## Prompt
Please write out the passage from the piece on Chuck Jones' animation word for word, starting at "Chuck Jones - The" and ending at "and make things.".

## Selected excerpt
* begin *

Learn Comedy and Character from Chuck Jones' Animation
Chuck Jones' discipline and detail for animated filmmaking and timeless comedy.
Still from: Every Frame A Painting's Video Essay (Looney Tunes, Courtesy of Warner Bros. Animation)
Chuck Jones - The Evolution of an Artist | Every Frame A Painting
Date: 2015
Type: Video, Essay
Topic: Directing, Animation, Storytelling, Writing
Length: 8 minutes
Source: YouTube | https://www.youtube.com/watch?v=kHpXle4NqWI
Animation is easier and harder than live-action filmmaking, because animation allows you to make anything possible, as soon as you start. But at the same time, without limits and definitions, you can lose your character, meaning, and the intended effect of what you want to say in this visual form. The same thing holds true for real-life storytelling, when you're not sure what to do-- think of limitations and how you can either use them or go beyond them. Take the challenge and work around it. You'll become a better artist in the process. The key to mastering a work, is doing the work and refining it as you continue to move forward and make things.

* end *

## Items
* begin *

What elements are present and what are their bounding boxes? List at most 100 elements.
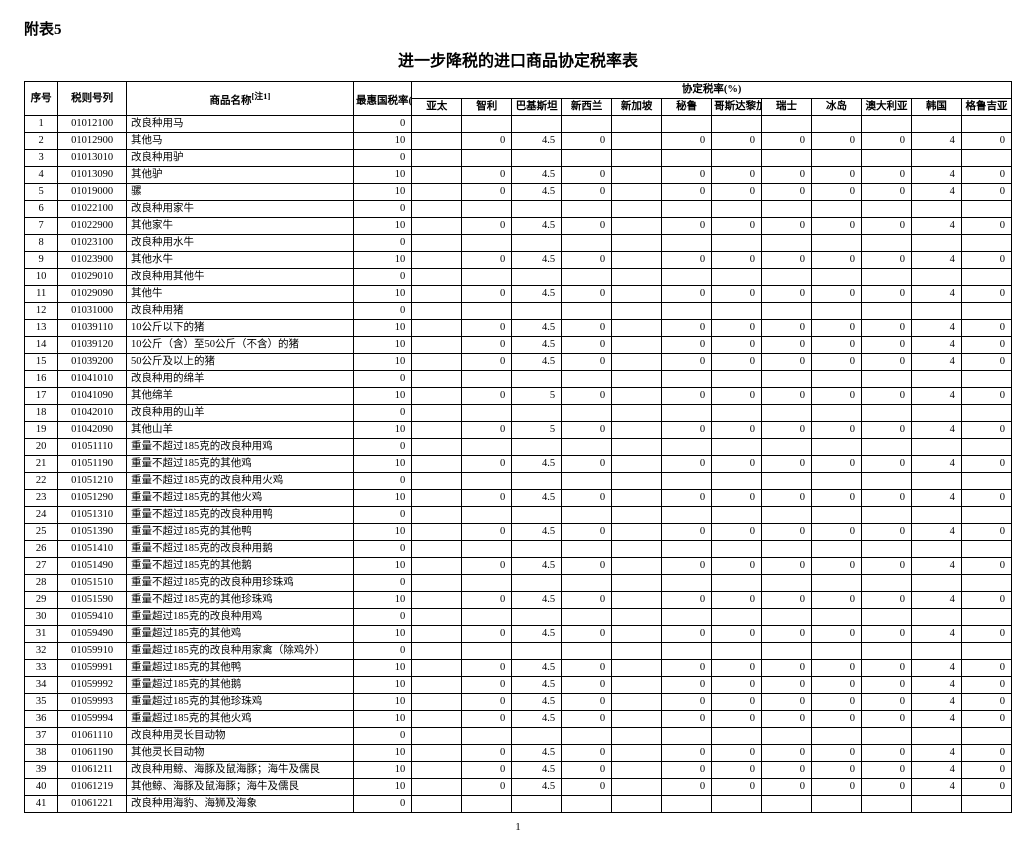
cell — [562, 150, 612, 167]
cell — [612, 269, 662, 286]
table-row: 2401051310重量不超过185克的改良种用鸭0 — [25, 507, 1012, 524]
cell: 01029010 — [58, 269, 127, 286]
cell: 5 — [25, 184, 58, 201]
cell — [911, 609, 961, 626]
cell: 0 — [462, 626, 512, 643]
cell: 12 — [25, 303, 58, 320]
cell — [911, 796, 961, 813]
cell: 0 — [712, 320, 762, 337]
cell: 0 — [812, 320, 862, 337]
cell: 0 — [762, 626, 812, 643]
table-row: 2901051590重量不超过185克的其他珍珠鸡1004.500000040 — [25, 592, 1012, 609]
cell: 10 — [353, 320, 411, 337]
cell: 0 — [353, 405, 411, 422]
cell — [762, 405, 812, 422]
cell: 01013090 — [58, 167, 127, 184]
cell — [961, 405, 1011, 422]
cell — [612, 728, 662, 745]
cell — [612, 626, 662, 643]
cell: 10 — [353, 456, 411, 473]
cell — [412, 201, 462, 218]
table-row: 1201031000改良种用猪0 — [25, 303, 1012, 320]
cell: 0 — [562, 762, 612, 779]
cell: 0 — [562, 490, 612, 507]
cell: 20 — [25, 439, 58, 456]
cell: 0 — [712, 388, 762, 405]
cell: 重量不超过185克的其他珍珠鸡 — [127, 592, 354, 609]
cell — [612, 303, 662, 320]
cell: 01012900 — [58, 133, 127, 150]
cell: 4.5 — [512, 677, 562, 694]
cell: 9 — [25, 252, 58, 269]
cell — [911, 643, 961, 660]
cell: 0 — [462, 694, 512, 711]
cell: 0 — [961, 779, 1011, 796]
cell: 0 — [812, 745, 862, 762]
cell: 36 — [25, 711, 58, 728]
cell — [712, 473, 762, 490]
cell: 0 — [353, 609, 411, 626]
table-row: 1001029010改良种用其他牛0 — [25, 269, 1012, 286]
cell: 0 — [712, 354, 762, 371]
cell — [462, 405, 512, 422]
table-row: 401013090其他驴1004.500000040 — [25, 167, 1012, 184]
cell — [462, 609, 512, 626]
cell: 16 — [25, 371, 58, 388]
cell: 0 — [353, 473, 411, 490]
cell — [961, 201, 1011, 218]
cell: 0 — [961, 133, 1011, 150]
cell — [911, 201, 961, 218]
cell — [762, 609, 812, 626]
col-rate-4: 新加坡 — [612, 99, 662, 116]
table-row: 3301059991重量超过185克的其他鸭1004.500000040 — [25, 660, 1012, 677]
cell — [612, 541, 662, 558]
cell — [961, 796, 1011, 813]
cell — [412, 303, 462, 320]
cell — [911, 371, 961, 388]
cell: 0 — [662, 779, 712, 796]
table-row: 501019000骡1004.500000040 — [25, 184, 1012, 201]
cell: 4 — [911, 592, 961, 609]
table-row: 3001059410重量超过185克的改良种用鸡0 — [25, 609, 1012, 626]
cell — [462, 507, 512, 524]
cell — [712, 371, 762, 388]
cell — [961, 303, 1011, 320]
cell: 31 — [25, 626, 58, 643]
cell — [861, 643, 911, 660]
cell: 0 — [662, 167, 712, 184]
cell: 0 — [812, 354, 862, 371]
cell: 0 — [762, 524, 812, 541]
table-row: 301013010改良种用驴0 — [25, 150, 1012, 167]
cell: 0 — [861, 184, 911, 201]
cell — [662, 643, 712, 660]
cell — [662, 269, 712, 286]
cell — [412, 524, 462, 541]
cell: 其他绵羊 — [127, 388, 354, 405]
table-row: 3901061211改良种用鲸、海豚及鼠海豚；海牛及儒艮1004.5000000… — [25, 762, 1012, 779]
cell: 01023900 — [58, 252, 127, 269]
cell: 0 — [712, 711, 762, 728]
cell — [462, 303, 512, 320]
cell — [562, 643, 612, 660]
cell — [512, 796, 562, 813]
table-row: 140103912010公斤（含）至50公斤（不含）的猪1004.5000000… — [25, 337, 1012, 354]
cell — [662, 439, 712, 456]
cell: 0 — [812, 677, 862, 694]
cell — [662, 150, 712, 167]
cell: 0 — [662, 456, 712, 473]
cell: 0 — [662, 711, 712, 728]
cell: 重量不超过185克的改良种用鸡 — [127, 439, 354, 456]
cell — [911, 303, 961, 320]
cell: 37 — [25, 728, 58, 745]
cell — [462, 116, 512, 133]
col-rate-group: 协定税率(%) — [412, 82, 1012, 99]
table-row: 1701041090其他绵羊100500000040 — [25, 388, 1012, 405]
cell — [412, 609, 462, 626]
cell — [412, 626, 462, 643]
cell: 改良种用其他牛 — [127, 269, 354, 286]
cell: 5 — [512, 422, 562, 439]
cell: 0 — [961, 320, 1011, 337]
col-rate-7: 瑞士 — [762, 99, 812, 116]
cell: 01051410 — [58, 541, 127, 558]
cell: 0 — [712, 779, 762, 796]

* end *
* begin *

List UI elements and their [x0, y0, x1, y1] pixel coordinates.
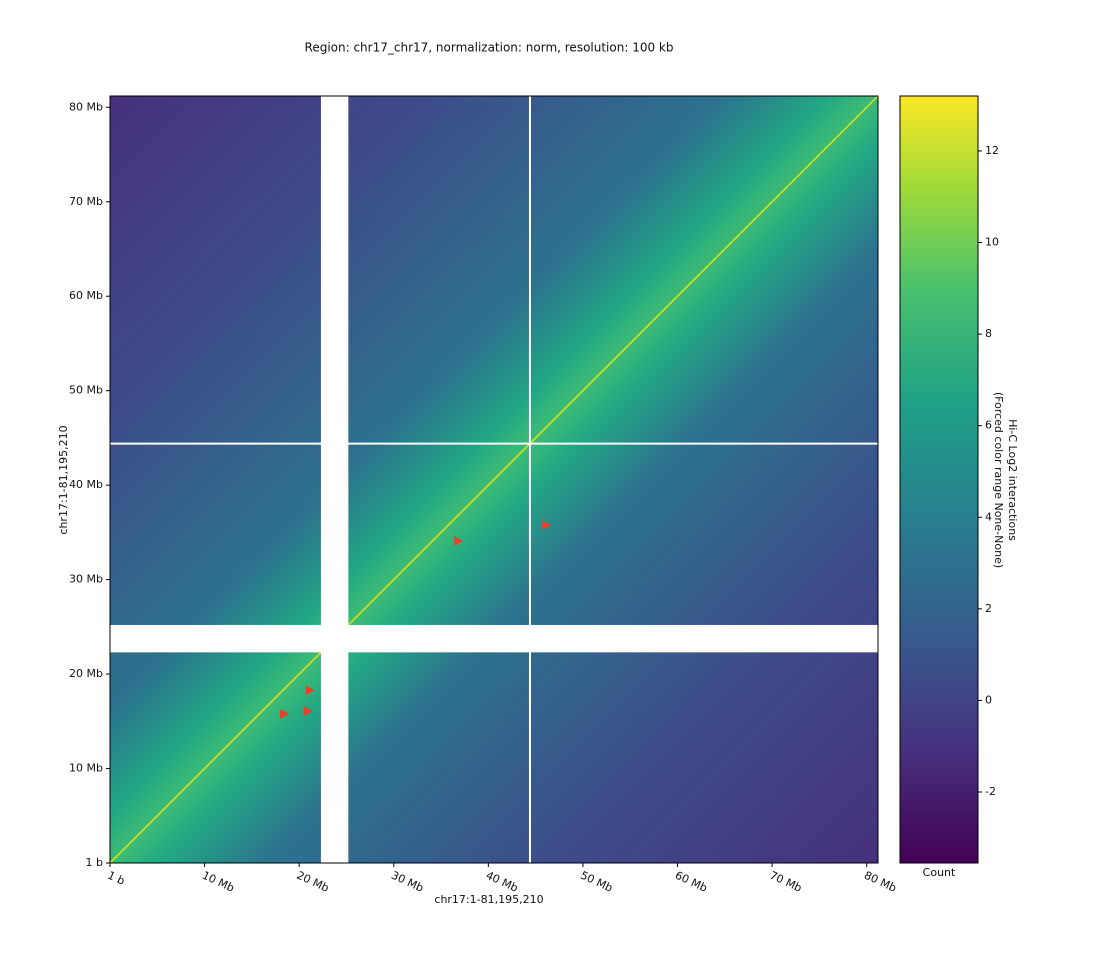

* end *
* begin *

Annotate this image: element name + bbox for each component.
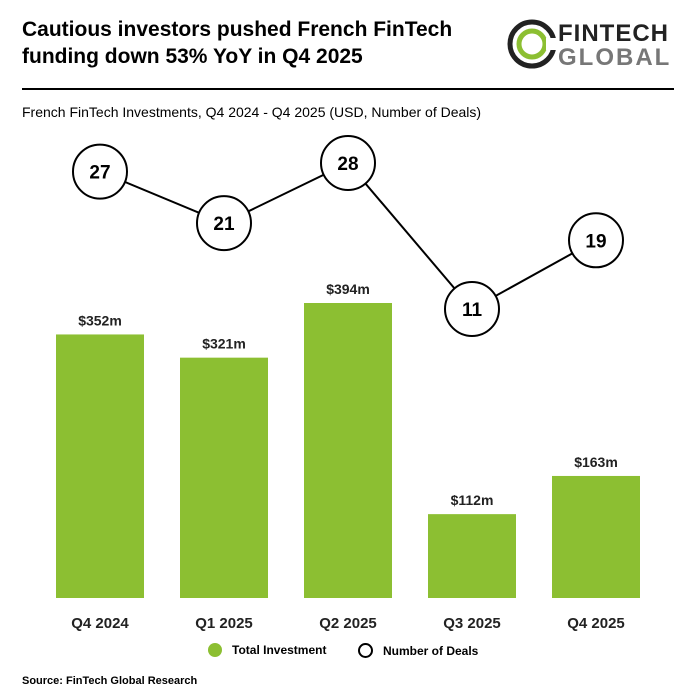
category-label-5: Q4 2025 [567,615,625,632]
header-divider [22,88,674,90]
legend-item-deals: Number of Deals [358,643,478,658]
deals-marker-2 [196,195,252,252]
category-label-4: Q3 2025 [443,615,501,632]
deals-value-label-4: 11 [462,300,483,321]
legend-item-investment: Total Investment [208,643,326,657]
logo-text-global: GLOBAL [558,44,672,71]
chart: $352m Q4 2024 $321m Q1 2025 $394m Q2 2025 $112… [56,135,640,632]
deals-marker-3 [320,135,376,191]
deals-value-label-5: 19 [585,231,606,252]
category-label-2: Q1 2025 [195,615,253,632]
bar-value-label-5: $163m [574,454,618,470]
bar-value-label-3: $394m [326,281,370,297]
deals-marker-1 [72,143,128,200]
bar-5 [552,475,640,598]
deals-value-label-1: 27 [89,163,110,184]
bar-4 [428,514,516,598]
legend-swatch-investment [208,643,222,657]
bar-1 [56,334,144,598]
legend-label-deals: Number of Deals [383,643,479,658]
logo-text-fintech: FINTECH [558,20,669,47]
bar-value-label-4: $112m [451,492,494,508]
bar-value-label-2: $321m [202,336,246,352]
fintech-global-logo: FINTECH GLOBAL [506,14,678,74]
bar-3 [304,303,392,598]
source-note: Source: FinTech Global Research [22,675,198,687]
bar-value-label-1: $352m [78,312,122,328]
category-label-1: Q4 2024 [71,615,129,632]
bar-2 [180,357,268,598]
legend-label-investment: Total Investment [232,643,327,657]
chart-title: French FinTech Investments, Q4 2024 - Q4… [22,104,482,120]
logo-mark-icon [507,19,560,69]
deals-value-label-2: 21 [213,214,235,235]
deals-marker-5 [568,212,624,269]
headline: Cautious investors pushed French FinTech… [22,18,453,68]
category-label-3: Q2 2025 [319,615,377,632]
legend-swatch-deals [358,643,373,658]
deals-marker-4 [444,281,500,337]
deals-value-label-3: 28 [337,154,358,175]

* end *

## The solution
Chuck Jones - The Evolution of an Artist | Every Frame A Painting
Date: 2015
Type: Video, Essay
Topic: Directing, Animation, Storytelling, Writing
Length: 8 minutes
Source: YouTube | https://www.youtube.com/watch?v=kHpXle4NqWI
Animation is easier and harder than live-action filmmaking, because animation allows you to make anything possible, as soon as you start. But at the same time, without limits and definitions, you can lose your character, meaning, and the intended effect of what you want to say in this visual form. The same thing holds true for real-life storytelling, when you're not sure what to do-- think of limitations and how you can either use them or go beyond them. Take the challenge and work around it. You'll become a better artist in the process. The key to mastering a work, is doing the work and refining it as you continue to move forward and make things.